— Your goal —
Gather all lines with the word "terme" in them.

— Data entries —

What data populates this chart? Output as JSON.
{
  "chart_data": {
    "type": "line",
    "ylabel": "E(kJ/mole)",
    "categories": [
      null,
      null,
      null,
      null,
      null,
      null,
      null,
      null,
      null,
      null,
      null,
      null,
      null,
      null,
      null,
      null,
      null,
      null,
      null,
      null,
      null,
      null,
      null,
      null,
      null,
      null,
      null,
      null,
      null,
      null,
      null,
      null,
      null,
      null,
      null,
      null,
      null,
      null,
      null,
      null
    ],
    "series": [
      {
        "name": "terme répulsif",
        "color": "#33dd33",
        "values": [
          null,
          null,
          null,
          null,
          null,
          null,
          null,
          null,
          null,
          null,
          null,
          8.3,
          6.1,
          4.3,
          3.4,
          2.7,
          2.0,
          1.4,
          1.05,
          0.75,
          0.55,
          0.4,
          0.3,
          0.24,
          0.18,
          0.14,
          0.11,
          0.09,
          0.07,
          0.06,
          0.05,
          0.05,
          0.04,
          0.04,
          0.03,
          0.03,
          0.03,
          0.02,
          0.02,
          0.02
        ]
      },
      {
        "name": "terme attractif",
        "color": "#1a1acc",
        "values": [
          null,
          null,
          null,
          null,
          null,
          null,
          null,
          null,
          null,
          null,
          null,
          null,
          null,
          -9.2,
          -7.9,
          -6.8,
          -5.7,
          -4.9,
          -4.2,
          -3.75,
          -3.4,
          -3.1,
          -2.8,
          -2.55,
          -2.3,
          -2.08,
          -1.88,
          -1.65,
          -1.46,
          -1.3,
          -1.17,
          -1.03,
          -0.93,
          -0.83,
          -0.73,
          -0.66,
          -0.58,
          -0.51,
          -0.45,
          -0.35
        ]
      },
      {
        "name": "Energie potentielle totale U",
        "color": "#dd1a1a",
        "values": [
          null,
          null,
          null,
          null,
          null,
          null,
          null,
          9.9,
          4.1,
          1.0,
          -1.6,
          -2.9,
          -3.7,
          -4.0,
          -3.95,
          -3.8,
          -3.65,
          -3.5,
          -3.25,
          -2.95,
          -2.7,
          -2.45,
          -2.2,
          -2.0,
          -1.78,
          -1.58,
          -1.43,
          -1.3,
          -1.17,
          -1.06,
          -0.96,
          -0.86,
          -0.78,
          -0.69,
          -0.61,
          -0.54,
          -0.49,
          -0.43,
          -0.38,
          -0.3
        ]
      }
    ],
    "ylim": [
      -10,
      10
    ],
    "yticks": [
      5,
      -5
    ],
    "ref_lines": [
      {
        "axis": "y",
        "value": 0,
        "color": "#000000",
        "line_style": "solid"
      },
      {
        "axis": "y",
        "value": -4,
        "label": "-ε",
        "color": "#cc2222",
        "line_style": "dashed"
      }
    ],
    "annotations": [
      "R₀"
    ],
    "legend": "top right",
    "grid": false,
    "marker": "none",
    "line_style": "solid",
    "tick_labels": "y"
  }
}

— Complete response —
        "name": "terme répulsif",
        "name": "terme attractif",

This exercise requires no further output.